_Task instructions_
In full and exactly, reproduce the entries below, but omit the pictures.

_Information provided_
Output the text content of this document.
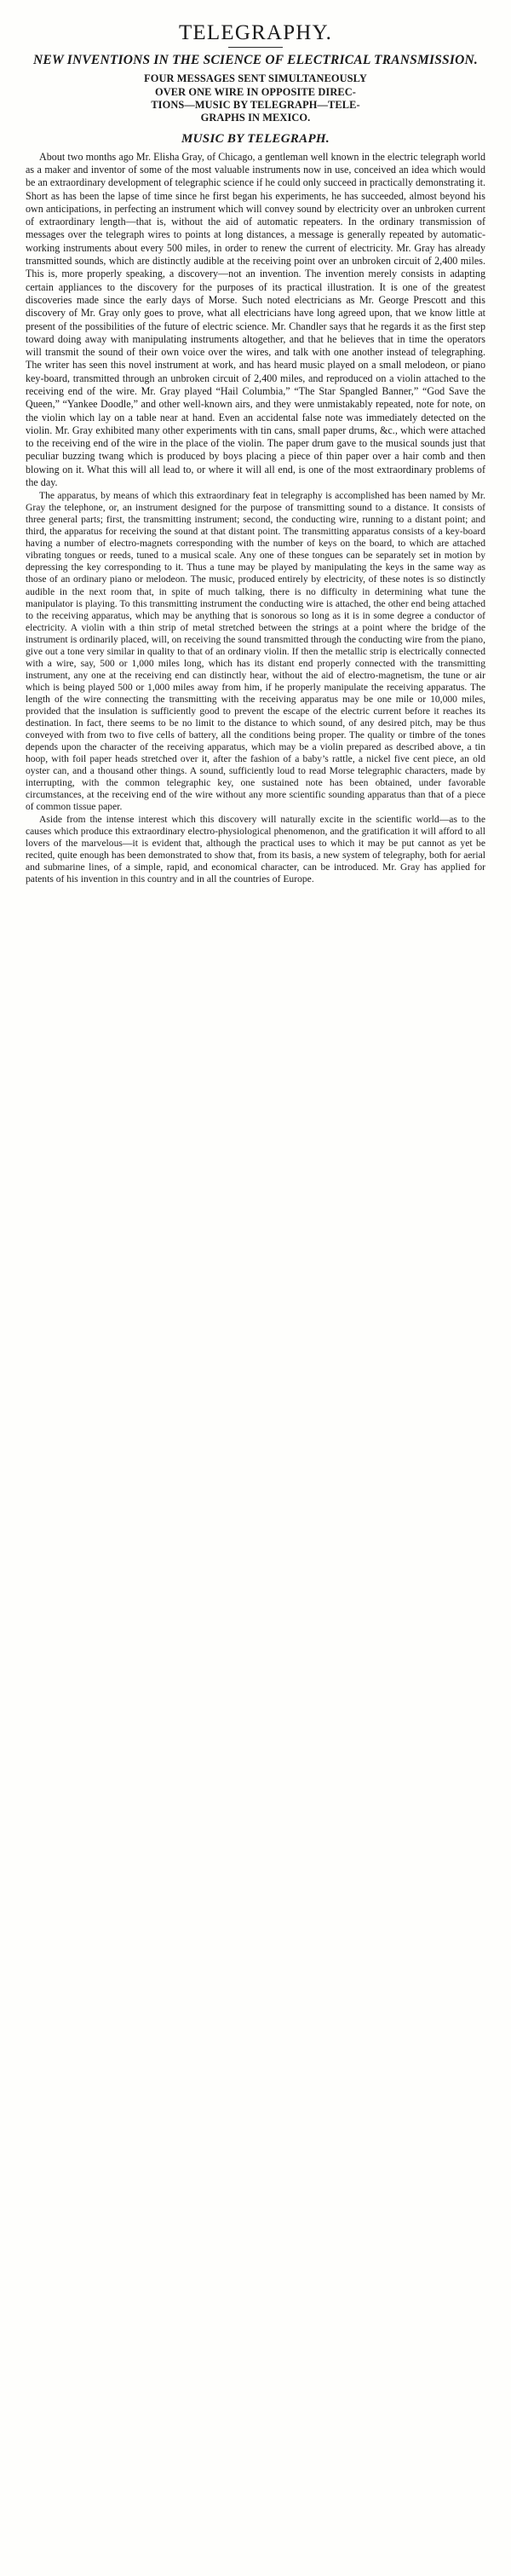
TELEGRAPHY.
NEW INVENTIONS IN THE SCIENCE OF ELECTRICAL TRANSMISSION.
FOUR MESSAGES SENT SIMULTANEOUSLY
OVER ONE WIRE IN OPPOSITE DIREC-
TIONS—MUSIC BY TELEGRAPH—TELE-
GRAPHS IN MEXICO.
MUSIC BY TELEGRAPH.

About two months ago Mr. Elisha Gray, of Chicago, a gentleman well known in the electric telegraph world as a maker and inventor of some of the most valuable instruments now in use, conceived an idea which would be an extraordinary development of telegraphic science if he could only succeed in practically demonstrating it. Short as has been the lapse of time since he first began his experiments, he has succeeded, almost beyond his own anticipations, in perfecting an instrument which will convey sound by electricity over an unbroken current of extraordinary length—that is, without the aid of automatic repeaters. In the ordinary transmission of messages over the telegraph wires to points at long distances, a message is generally repeated by automatic-working instruments about every 500 miles, in order to renew the current of electricity. Mr. Gray has already transmitted sounds, which are distinctly audible at the receiving point over an unbroken circuit of 2,400 miles. This is, more properly speaking, a discovery—not an invention. The invention merely consists in adapting certain appliances to the discovery for the purposes of its practical illustration. It is one of the greatest discoveries made since the early days of Morse. Such noted electricians as Mr. George Prescott and this discovery of Mr. Gray only goes to prove, what all electricians have long agreed upon, that we know little at present of the possibilities of the future of electric science. Mr. Chandler says that he regards it as the first step toward doing away with manipulating instruments altogether, and that he believes that in time the operators will transmit the sound of their own voice over the wires, and talk with one another instead of telegraphing. The writer has seen this novel instrument at work, and has heard music played on a small melodeon, or piano key-board, transmitted through an unbroken circuit of 2,400 miles, and reproduced on a violin attached to the receiving end of the wire. Mr. Gray played “Hail Columbia,” “The Star Spangled Banner,” “God Save the Queen,” “Yankee Doodle,” and other well-known airs, and they were unmistakably repeated, note for note, on the violin which lay on a table near at hand. Even an accidental false note was immediately detected on the violin. Mr. Gray exhibited many other experiments with tin cans, small paper drums, &c., which were attached to the receiving end of the wire in the place of the violin. The paper drum gave to the musical sounds just that peculiar buzzing twang which is produced by boys placing a piece of thin paper over a hair comb and then blowing on it. What this will all lead to, or where it will all end, is one of the most extraordinary problems of the day.

The apparatus, by means of which this extraordinary feat in telegraphy is accomplished has been named by Mr. Gray the telephone, or, an instrument designed for the purpose of transmitting sound to a distance. It consists of three general parts; first, the transmitting instrument; second, the conducting wire, running to a distant point; and third, the apparatus for receiving the sound at that distant point. The transmitting apparatus consists of a key-board having a number of electro-magnets corresponding with the number of keys on the board, to which are attached vibrating tongues or reeds, tuned to a musical scale. Any one of these tongues can be separately set in motion by depressing the key corresponding to it. Thus a tune may be played by manipulating the keys in the same way as those of an ordinary piano or melodeon. The music, produced entirely by electricity, of these notes is so distinctly audible in the next room that, in spite of much talking, there is no difficulty in determining what tune the manipulator is playing. To this transmitting instrument the conducting wire is attached, the other end being attached to the receiving apparatus, which may be anything that is sonorous so long as it is in some degree a conductor of electricity. A violin with a thin strip of metal stretched between the strings at a point where the bridge of the instrument is ordinarily placed, will, on receiving the sound transmitted through the conducting wire from the piano, give out a tone very similar in quality to that of an ordinary violin. If then the metallic strip is electrically connected with a wire, say, 500 or 1,000 miles long, which has its distant end properly connected with the transmitting instrument, any one at the receiving end can distinctly hear, without the aid of electro-magnetism, the tune or air which is being played 500 or 1,000 miles away from him, if he properly manipulate the receiving apparatus. The length of the wire connecting the transmitting with the receiving apparatus may be one mile or 10,000 miles, provided that the insulation is sufficiently good to prevent the escape of the electric current before it reaches its destination. In fact, there seems to be no limit to the distance to which sound, of any desired pitch, may be thus conveyed with from two to five cells of battery, all the conditions being proper. The quality or timbre of the tones depends upon the character of the receiving apparatus, which may be a violin prepared as described above, a tin hoop, with foil paper heads stretched over it, after the fashion of a baby’s rattle, a nickel five cent piece, an old oyster can, and a thousand other things. A sound, sufficiently loud to read Morse telegraphic characters, made by interrupting, with the common telegraphic key, one sustained note has been obtained, under favorable circumstances, at the receiving end of the wire without any more scientific sounding apparatus than that of a piece of common tissue paper.

Aside from the intense interest which this discovery will naturally excite in the scientific world—as to the causes which produce this extraordinary electro-physiological phenomenon, and the gratification it will afford to all lovers of the marvelous—it is evident that, although the practical uses to which it may be put cannot as yet be recited, quite enough has been demonstrated to show that, from its basis, a new system of telegraphy, both for aerial and submarine lines, of a simple, rapid, and economical character, can be introduced. Mr. Gray has applied for patents of his invention in this country and in all the countries of Europe.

_Output_
Output the text content of this document.
TELEGRAPHY.
NEW INVENTIONS IN THE SCIENCE OF ELECTRICAL TRANSMISSION.
FOUR MESSAGES SENT SIMULTANEOUSLY
OVER ONE WIRE IN OPPOSITE DIREC-
TIONS—MUSIC BY TELEGRAPH—TELE-
GRAPHS IN MEXICO.
MUSIC BY TELEGRAPH.

About two months ago Mr. Elisha Gray, of Chicago, a gentleman well known in the electric telegraph world as a maker and inventor of some of the most valuable instruments now in use, conceived an idea which would be an extraordinary development of telegraphic science if he could only succeed in practically demonstrating it. Short as has been the lapse of time since he first began his experiments, he has succeeded, almost beyond his own anticipations, in perfecting an instrument which will convey sound by electricity over an unbroken current of extraordinary length—that is, without the aid of automatic repeaters. In the ordinary transmission of messages over the telegraph wires to points at long distances, a message is generally repeated by automatic-working instruments about every 500 miles, in order to renew the current of electricity. Mr. Gray has already transmitted sounds, which are distinctly audible at the receiving point over an unbroken circuit of 2,400 miles. This is, more properly speaking, a discovery—not an invention. The invention merely consists in adapting certain appliances to the discovery for the purposes of its practical illustration. It is one of the greatest discoveries made since the early days of Morse. Such noted electricians as Mr. George Prescott and this discovery of Mr. Gray only goes to prove, what all electricians have long agreed upon, that we know little at present of the possibilities of the future of electric science. Mr. Chandler says that he regards it as the first step toward doing away with manipulating instruments altogether, and that he believes that in time the operators will transmit the sound of their own voice over the wires, and talk with one another instead of telegraphing. The writer has seen this novel instrument at work, and has heard music played on a small melodeon, or piano key-board, transmitted through an unbroken circuit of 2,400 miles, and reproduced on a violin attached to the receiving end of the wire. Mr. Gray played “Hail Columbia,” “The Star Spangled Banner,” “God Save the Queen,” “Yankee Doodle,” and other well-known airs, and they were unmistakably repeated, note for note, on the violin which lay on a table near at hand. Even an accidental false note was immediately detected on the violin. Mr. Gray exhibited many other experiments with tin cans, small paper drums, &c., which were attached to the receiving end of the wire in the place of the violin. The paper drum gave to the musical sounds just that peculiar buzzing twang which is produced by boys placing a piece of thin paper over a hair comb and then blowing on it. What this will all lead to, or where it will all end, is one of the most extraordinary problems of the day.

The apparatus, by means of which this extraordinary feat in telegraphy is accomplished has been named by Mr. Gray the telephone, or, an instrument designed for the purpose of transmitting sound to a distance. It consists of three general parts; first, the transmitting instrument; second, the conducting wire, running to a distant point; and third, the apparatus for receiving the sound at that distant point. The transmitting apparatus consists of a key-board having a number of electro-magnets corresponding with the number of keys on the board, to which are attached vibrating tongues or reeds, tuned to a musical scale. Any one of these tongues can be separately set in motion by depressing the key corresponding to it. Thus a tune may be played by manipulating the keys in the same way as those of an ordinary piano or melodeon. The music, produced entirely by electricity, of these notes is so distinctly audible in the next room that, in spite of much talking, there is no difficulty in determining what tune the manipulator is playing. To this transmitting instrument the conducting wire is attached, the other end being attached to the receiving apparatus, which may be anything that is sonorous so long as it is in some degree a conductor of electricity. A violin with a thin strip of metal stretched between the strings at a point where the bridge of the instrument is ordinarily placed, will, on receiving the sound transmitted through the conducting wire from the piano, give out a tone very similar in quality to that of an ordinary violin. If then the metallic strip is electrically connected with a wire, say, 500 or 1,000 miles long, which has its distant end properly connected with the transmitting instrument, any one at the receiving end can distinctly hear, without the aid of electro-magnetism, the tune or air which is being played 500 or 1,000 miles away from him, if he properly manipulate the receiving apparatus. The length of the wire connecting the transmitting with the receiving apparatus may be one mile or 10,000 miles, provided that the insulation is sufficiently good to prevent the escape of the electric current before it reaches its destination. In fact, there seems to be no limit to the distance to which sound, of any desired pitch, may be thus conveyed with from two to five cells of battery, all the conditions being proper. The quality or timbre of the tones depends upon the character of the receiving apparatus, which may be a violin prepared as described above, a tin hoop, with foil paper heads stretched over it, after the fashion of a baby’s rattle, a nickel five cent piece, an old oyster can, and a thousand other things. A sound, sufficiently loud to read Morse telegraphic characters, made by interrupting, with the common telegraphic key, one sustained note has been obtained, under favorable circumstances, at the receiving end of the wire without any more scientific sounding apparatus than that of a piece of common tissue paper.

Aside from the intense interest which this discovery will naturally excite in the scientific world—as to the causes which produce this extraordinary electro-physiological phenomenon, and the gratification it will afford to all lovers of the marvelous—it is evident that, although the practical uses to which it may be put cannot as yet be recited, quite enough has been demonstrated to show that, from its basis, a new system of telegraphy, both for aerial and submarine lines, of a simple, rapid, and economical character, can be introduced. Mr. Gray has applied for patents of his invention in this country and in all the countries of Europe.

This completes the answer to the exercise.